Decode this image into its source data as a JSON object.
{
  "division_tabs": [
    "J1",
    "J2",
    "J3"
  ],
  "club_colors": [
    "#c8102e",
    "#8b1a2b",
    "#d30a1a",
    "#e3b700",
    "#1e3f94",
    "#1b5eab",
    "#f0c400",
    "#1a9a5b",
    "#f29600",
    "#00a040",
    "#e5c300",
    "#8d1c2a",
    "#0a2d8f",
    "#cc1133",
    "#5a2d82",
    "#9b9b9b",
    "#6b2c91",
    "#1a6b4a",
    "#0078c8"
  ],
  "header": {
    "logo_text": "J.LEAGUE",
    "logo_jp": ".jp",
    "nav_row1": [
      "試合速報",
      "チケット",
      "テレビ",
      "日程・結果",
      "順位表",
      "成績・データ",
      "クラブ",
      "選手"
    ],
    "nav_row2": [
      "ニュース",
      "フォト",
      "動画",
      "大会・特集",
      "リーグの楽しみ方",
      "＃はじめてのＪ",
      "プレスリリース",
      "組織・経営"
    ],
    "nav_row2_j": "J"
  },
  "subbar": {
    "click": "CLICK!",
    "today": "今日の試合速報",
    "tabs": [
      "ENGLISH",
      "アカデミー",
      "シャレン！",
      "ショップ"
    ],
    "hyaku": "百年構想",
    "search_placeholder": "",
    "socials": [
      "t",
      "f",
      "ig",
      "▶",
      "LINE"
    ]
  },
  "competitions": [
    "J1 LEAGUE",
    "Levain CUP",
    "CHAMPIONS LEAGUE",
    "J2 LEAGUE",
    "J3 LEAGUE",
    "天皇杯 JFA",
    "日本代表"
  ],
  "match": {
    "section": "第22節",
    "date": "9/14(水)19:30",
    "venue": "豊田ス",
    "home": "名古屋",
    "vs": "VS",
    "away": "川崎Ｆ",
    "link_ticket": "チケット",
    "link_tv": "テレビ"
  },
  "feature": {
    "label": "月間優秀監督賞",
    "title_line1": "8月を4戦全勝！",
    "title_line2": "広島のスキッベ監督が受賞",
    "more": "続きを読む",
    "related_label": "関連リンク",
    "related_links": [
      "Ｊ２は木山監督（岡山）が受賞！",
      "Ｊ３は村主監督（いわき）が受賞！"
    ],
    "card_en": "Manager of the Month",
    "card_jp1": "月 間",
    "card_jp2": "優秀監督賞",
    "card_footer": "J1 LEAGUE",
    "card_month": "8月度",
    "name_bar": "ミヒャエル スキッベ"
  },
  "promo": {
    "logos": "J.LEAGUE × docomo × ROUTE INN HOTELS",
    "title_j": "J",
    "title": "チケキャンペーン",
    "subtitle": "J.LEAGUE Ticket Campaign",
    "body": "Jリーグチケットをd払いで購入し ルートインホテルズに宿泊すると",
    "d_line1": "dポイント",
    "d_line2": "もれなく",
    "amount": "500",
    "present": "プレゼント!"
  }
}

TASK: Transcribe the material exactly as it reads.

WRITTEN REPLY:
Decode this image into its source data as a JSON object.
{
  "division_tabs": [
    "J1",
    "J2",
    "J3"
  ],
  "club_colors": [
    "#c8102e",
    "#8b1a2b",
    "#d30a1a",
    "#e3b700",
    "#1e3f94",
    "#1b5eab",
    "#f0c400",
    "#1a9a5b",
    "#f29600",
    "#00a040",
    "#e5c300",
    "#8d1c2a",
    "#0a2d8f",
    "#cc1133",
    "#5a2d82",
    "#9b9b9b",
    "#6b2c91",
    "#1a6b4a",
    "#0078c8"
  ],
  "header": {
    "logo_text": "J.LEAGUE",
    "logo_jp": ".jp",
    "nav_row1": [
      "試合速報",
      "チケット",
      "テレビ",
      "日程・結果",
      "順位表",
      "成績・データ",
      "クラブ",
      "選手"
    ],
    "nav_row2": [
      "ニュース",
      "フォト",
      "動画",
      "大会・特集",
      "リーグの楽しみ方",
      "＃はじめてのＪ",
      "プレスリリース",
      "組織・経営"
    ],
    "nav_row2_j": "J"
  },
  "subbar": {
    "click": "CLICK!",
    "today": "今日の試合速報",
    "tabs": [
      "ENGLISH",
      "アカデミー",
      "シャレン！",
      "ショップ"
    ],
    "hyaku": "百年構想",
    "search_placeholder": "",
    "socials": [
      "t",
      "f",
      "ig",
      "▶",
      "LINE"
    ]
  },
  "competitions": [
    "J1 LEAGUE",
    "Levain CUP",
    "CHAMPIONS LEAGUE",
    "J2 LEAGUE",
    "J3 LEAGUE",
    "天皇杯 JFA",
    "日本代表"
  ],
  "match": {
    "section": "第22節",
    "date": "9/14(水)19:30",
    "venue": "豊田ス",
    "home": "名古屋",
    "vs": "VS",
    "away": "川崎Ｆ",
    "link_ticket": "チケット",
    "link_tv": "テレビ"
  },
  "feature": {
    "label": "月間優秀監督賞",
    "title_line1": "8月を4戦全勝！",
    "title_line2": "広島のスキッベ監督が受賞",
    "more": "続きを読む",
    "related_label": "関連リンク",
    "related_links": [
      "Ｊ２は木山監督（岡山）が受賞！",
      "Ｊ３は村主監督（いわき）が受賞！"
    ],
    "card_en": "Manager of the Month",
    "card_jp1": "月 間",
    "card_jp2": "優秀監督賞",
    "card_footer": "J1 LEAGUE",
    "card_month": "8月度",
    "name_bar": "ミヒャエル スキッベ"
  },
  "promo": {
    "logos": "J.LEAGUE × docomo × ROUTE INN HOTELS",
    "title_j": "J",
    "title": "チケキャンペーン",
    "subtitle": "J.LEAGUE Ticket Campaign",
    "body": "Jリーグチケットをd払いで購入し ルートインホテルズに宿泊すると",
    "d_line1": "dポイント",
    "d_line2": "もれなく",
    "amount": "500",
    "present": "プレゼント!"
  }
}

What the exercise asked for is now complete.